Theory -75 :- Basics of gears , belts , stepper motors , drive

About Gears a. A toothed machine part, such as a wheel or cylinder, that meshes with another toothed part to transmit motion or to change speed or direction. b. A complete assembly that performs a specific function in a larger machine. c. A transmission configuration for a specific ratio of engine to axle torque in a motor vehicle.

OR

in other words A wheel with teeth around its rim that mesh with the teeth of another wheel to transmit motion. Gears are used to transmit power (as in a car transmission) or change the direction of motion in a mechanism (as in a differential axle). Fixed ratios of speed in various parts of a machine is often established by the arrangement of gears 

A belt is a loop of flexible material used to mechanically link two or more rotating shafts, most often parallel. Belts may be used as a source of motion, to transmit power efficiently, or to track relative 539 movement. Belts are looped over pulleys and may have a twist between the pulleys, and the shafts need not be parallel. In a two pulley system, the belt can either drive the pulleys normally in one direction (the same if on parallel shafts), or the belt may be crossed, so that the direction of the driven shaft is reversed (the opposite direction to the driver if on parallel shafts). As a source of motion, a conveyor belt is one application where the belt is adapted to continuously carry a load between two points.

Belt Drive a mechanism that transmits rotational motion from one pulley mounted on a shaft to another by means of a belt. The belt transmits torque from the driving pulley (Figure 1) to the driven pulley by means of the forces of friction that arise between the taut belt and the pulleys. The type of belt used determines whether the mechanism is flat-belt, round-belt, or V-belt. A belt drive with a multiple V-belt, which has several grooves on its inner surface, is now becoming increasingly common. Flat and round belts, as a rule, are used singly in a drive, while several V-belts (usually no more than eight) can be used together.

Figure 1. Diagram of a belt drive and cross sections of the various belts: (a) flat belt, (b) V-belt, (c) round belt, (d) multiple V-belt; (1) driving pulley, (2) belt, and (3) driven pulley 

Flat-belt drives are simple and convenient. They permit the use of ordinary pulleys with smooth surfaces, and they can be operated at speeds as high as 40–50 m/sec and more. However, they are bulky in design and low in strength, and their tension ratio usually does not exceed 5. V-belt drives provide improved attachment of the belt to the pulleys, permit shortening of the center distances, and allow a decrease in the size of the drive and an increase in the tension ratio (up to 10-15). Round-belt drives are now rare and are used only in mechanisms of low power, such as those in sewing machines.

--- RECORD EXTRACTS ---
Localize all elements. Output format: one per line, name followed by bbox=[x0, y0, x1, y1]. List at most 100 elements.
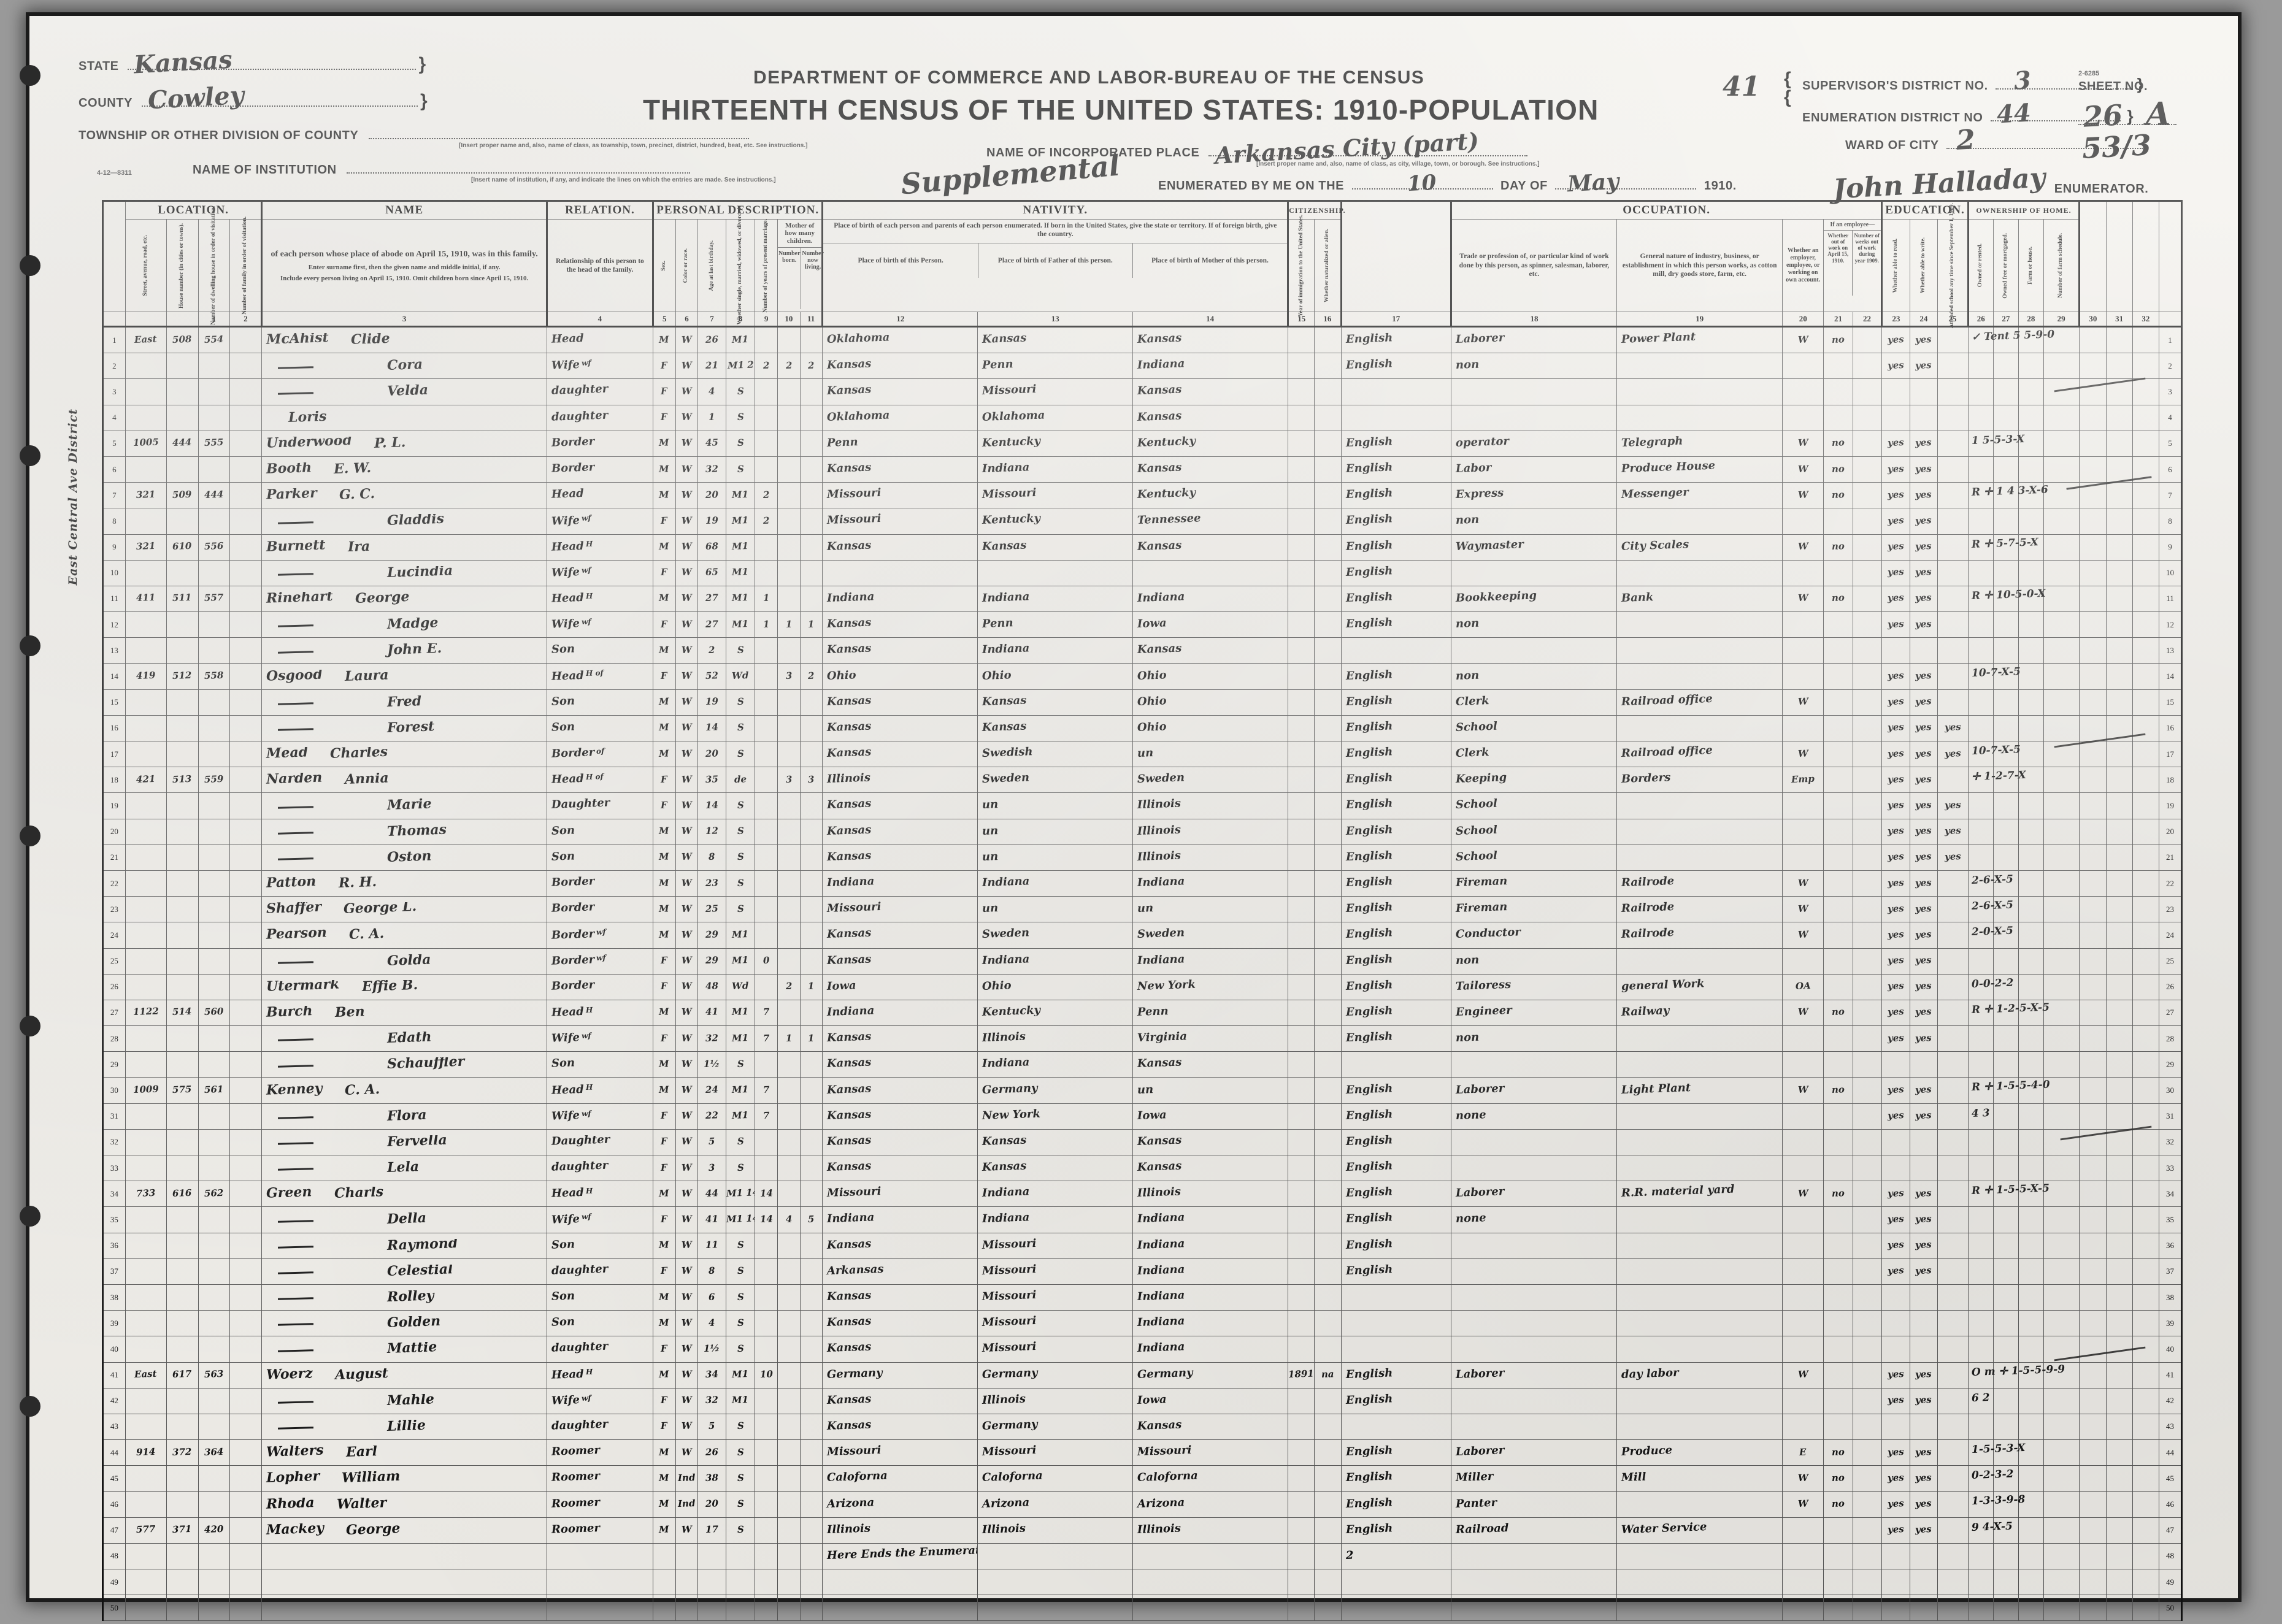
cell-naturalized[interactable] bbox=[1314, 767, 1342, 794]
cell-age[interactable]: 6 bbox=[697, 1284, 726, 1311]
cell-farm-or-house[interactable] bbox=[2018, 689, 2044, 716]
cell-sex[interactable]: M bbox=[652, 534, 676, 561]
cell-dwelling-number[interactable] bbox=[198, 1568, 231, 1596]
cell-owned-free[interactable] bbox=[1992, 1128, 2019, 1156]
cell-union-survivor[interactable] bbox=[2079, 1595, 2107, 1622]
cell-employer-class[interactable] bbox=[1782, 1232, 1824, 1259]
cell-employer-class[interactable] bbox=[1782, 1051, 1824, 1078]
cell-dwelling-number[interactable] bbox=[198, 1154, 231, 1182]
cell-farm-schedule[interactable] bbox=[2043, 1206, 2080, 1233]
cell-employer-class[interactable] bbox=[1782, 1258, 1824, 1285]
cell-family-number[interactable] bbox=[229, 714, 263, 742]
cell-years-married[interactable] bbox=[755, 404, 778, 431]
cell-able-write[interactable]: yes bbox=[1909, 714, 1938, 742]
cell-race[interactable]: W bbox=[675, 1336, 699, 1363]
cell-age[interactable]: 1 bbox=[697, 404, 726, 431]
cell-years-married[interactable] bbox=[755, 637, 778, 664]
cell-owned-free[interactable] bbox=[1992, 1258, 2019, 1285]
cell-race[interactable]: W bbox=[675, 378, 699, 405]
cell-naturalized[interactable] bbox=[1314, 1051, 1342, 1078]
cell-speaks-english[interactable]: English bbox=[1340, 844, 1451, 871]
cell-able-read[interactable]: yes bbox=[1881, 818, 1910, 845]
cell-occupation-industry[interactable]: Railrode bbox=[1616, 896, 1783, 923]
cell-union-survivor[interactable]: R ✛ 1-5-5-X-5 bbox=[1972, 1181, 2107, 1208]
cell-street[interactable] bbox=[125, 1232, 167, 1259]
cell-birthplace-mother[interactable]: Ohio bbox=[1132, 663, 1289, 690]
cell-year-immigration[interactable] bbox=[1288, 1181, 1315, 1208]
cell-speaks-english[interactable]: English bbox=[1340, 1258, 1451, 1285]
cell-blind[interactable] bbox=[2105, 1232, 2133, 1259]
cell-relation[interactable]: Wife wf bbox=[546, 611, 653, 638]
cell-relation[interactable]: daughter bbox=[546, 1413, 653, 1441]
cell-farm-or-house[interactable] bbox=[2018, 456, 2044, 483]
cell-birthplace-father[interactable]: Missouri bbox=[977, 378, 1134, 405]
cell-birthplace-father[interactable]: Missouri bbox=[977, 1310, 1134, 1337]
cell-owned-free[interactable] bbox=[1992, 353, 2019, 380]
cell-dwelling-number[interactable] bbox=[198, 1025, 231, 1052]
cell-birthplace-person[interactable]: Missouri bbox=[822, 482, 978, 509]
cell-years-married[interactable] bbox=[755, 1258, 778, 1285]
cell-deaf-dumb[interactable] bbox=[2132, 559, 2159, 586]
cell-union-survivor[interactable]: 6 2 bbox=[1972, 1387, 2107, 1414]
cell-name[interactable]: Walters Earl bbox=[261, 1439, 547, 1466]
cell-year-immigration[interactable] bbox=[1288, 534, 1315, 561]
cell-blind[interactable] bbox=[2105, 740, 2133, 768]
cell-naturalized[interactable] bbox=[1314, 353, 1342, 380]
cell-birthplace-person[interactable]: Germany bbox=[822, 1362, 978, 1388]
cell-birthplace-mother[interactable]: un bbox=[1132, 896, 1289, 923]
cell-speaks-english[interactable]: English bbox=[1340, 870, 1451, 897]
cell-attended-school[interactable] bbox=[1937, 1362, 1969, 1388]
cell-birthplace-father[interactable]: Kansas bbox=[977, 1154, 1134, 1182]
cell-occupation-industry[interactable] bbox=[1616, 1154, 1783, 1182]
table-row[interactable]: 46 Rhoda Walter Roomer M Ind 20 S Arizona Arizona… bbox=[102, 1491, 2183, 1518]
cell-attended-school[interactable] bbox=[1937, 1568, 1969, 1596]
cell-dwelling-number[interactable] bbox=[198, 948, 231, 975]
cell-age[interactable]: 20 bbox=[697, 740, 726, 768]
cell-dwelling-number[interactable] bbox=[198, 1051, 231, 1078]
cell-birthplace-father[interactable] bbox=[977, 1542, 1134, 1570]
cell-employer-class[interactable]: W bbox=[1782, 456, 1824, 483]
cell-out-of-work[interactable] bbox=[1823, 792, 1853, 819]
cell-children-born[interactable]: 3 bbox=[777, 663, 801, 690]
cell-name[interactable]: Utermark Effie B. bbox=[261, 973, 547, 1000]
cell-able-write[interactable]: yes bbox=[1909, 948, 1938, 975]
cell-birthplace-mother[interactable]: Missouri bbox=[1132, 1439, 1289, 1466]
cell-union-survivor[interactable]: 10-7-X-5 bbox=[1972, 663, 2107, 690]
cell-out-of-work[interactable] bbox=[1823, 1284, 1853, 1311]
cell-naturalized[interactable] bbox=[1314, 482, 1342, 509]
cell-naturalized[interactable] bbox=[1314, 1181, 1342, 1208]
cell-family-number[interactable] bbox=[229, 844, 263, 871]
cell-birthplace-person[interactable]: Kansas bbox=[822, 689, 978, 716]
cell-years-married[interactable] bbox=[755, 326, 778, 354]
cell-relation[interactable]: daughter bbox=[546, 378, 653, 405]
cell-able-write[interactable]: yes bbox=[1909, 973, 1938, 1000]
cell-race[interactable]: W bbox=[675, 1387, 699, 1414]
cell-name[interactable]: Edath bbox=[261, 1025, 547, 1052]
cell-owned-rented[interactable] bbox=[1967, 378, 1994, 405]
table-row[interactable]: 24 Pearson C. A. Border wf M W 29 M1 Kansas Sweden… bbox=[102, 922, 2183, 949]
cell-marital-status[interactable]: M1 bbox=[725, 999, 756, 1027]
cell-street[interactable] bbox=[125, 1025, 167, 1052]
cell-dwelling-number[interactable]: 555 bbox=[198, 430, 231, 457]
cell-naturalized[interactable] bbox=[1314, 1568, 1342, 1596]
cell-birthplace-father[interactable]: Kansas bbox=[977, 326, 1134, 354]
cell-years-married[interactable]: 2 bbox=[755, 482, 778, 509]
cell-weeks-out-of-work[interactable] bbox=[1852, 353, 1883, 380]
cell-deaf-dumb[interactable] bbox=[2132, 1128, 2159, 1156]
table-row[interactable]: 36 Raymond Son M W 11 S Kansas Missouri Indiana En… bbox=[102, 1232, 2183, 1259]
cell-race[interactable]: W bbox=[675, 1025, 699, 1052]
cell-name[interactable]: Woerz August bbox=[261, 1362, 547, 1388]
cell-union-survivor[interactable]: 2-0-X-5 bbox=[1972, 922, 2107, 949]
cell-sex[interactable]: F bbox=[652, 1336, 676, 1363]
cell-year-immigration[interactable] bbox=[1288, 1465, 1315, 1492]
cell-year-immigration[interactable] bbox=[1288, 663, 1315, 690]
cell-birthplace-father[interactable]: Penn bbox=[977, 353, 1134, 380]
cell-able-write[interactable]: yes bbox=[1909, 353, 1938, 380]
cell-family-number[interactable] bbox=[229, 948, 263, 975]
cell-occupation-industry[interactable] bbox=[1616, 714, 1783, 742]
cell-attended-school[interactable] bbox=[1937, 767, 1969, 794]
cell-birthplace-father[interactable]: Missouri bbox=[977, 1232, 1134, 1259]
cell-owned-free[interactable] bbox=[1992, 1595, 2019, 1622]
cell-out-of-work[interactable]: no bbox=[1823, 585, 1853, 613]
cell-occupation-industry[interactable] bbox=[1616, 559, 1783, 586]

--- STATED EXERCISE ---
Extend the page on gears and belt drives, picking up right after its final sentence about round-belt drives.

--- OUTPUT BELOW ---
The advantages of belt drives are their simplicity of design, relative low cost, capacity to transmit power over significant distances (up to 15 m and more), and smooth and noiseless operation. In addition, the elastic properties of the belt and its ability to slip on the pulleys help prevent overload. The disadvantages include the short lifetime of the belts, relatively large size, heavy stress on the shafts and bearings, and variation in the tension ratio caused by the inevitable slipping of the belt. 

Belts made of highly elastic, strong synthetic materials, narrow V-belts, and timing belts are becoming increasingly common. Belt drives are widely used in agricultural machines, electric generators, certain machine tools, and textile machines. They are ordinarily used for transmitting power up to 30–50 kilowatts, but there are machines in which belt drives are used to transmit power of hundreds and even thousands of kilowatts.

Type of Gears

Round belts

Round belts are generally made of rubber this type of belts is generally used for light loads Such as in a sewing machine or a vacuum cleaner.

STEPPER MOTORS

Stepper motors are special versions of the synchronous machine, in which the rotor is a permanent while the stator consists of a coil package. In contrast to synchronous motors, stepper motors have a large number of poles. Motor operation requires a control unit, stepper motors come in numerous varieties, which tend to be based on three basic types:

1. Variable reluctance (stepper) motor (VR)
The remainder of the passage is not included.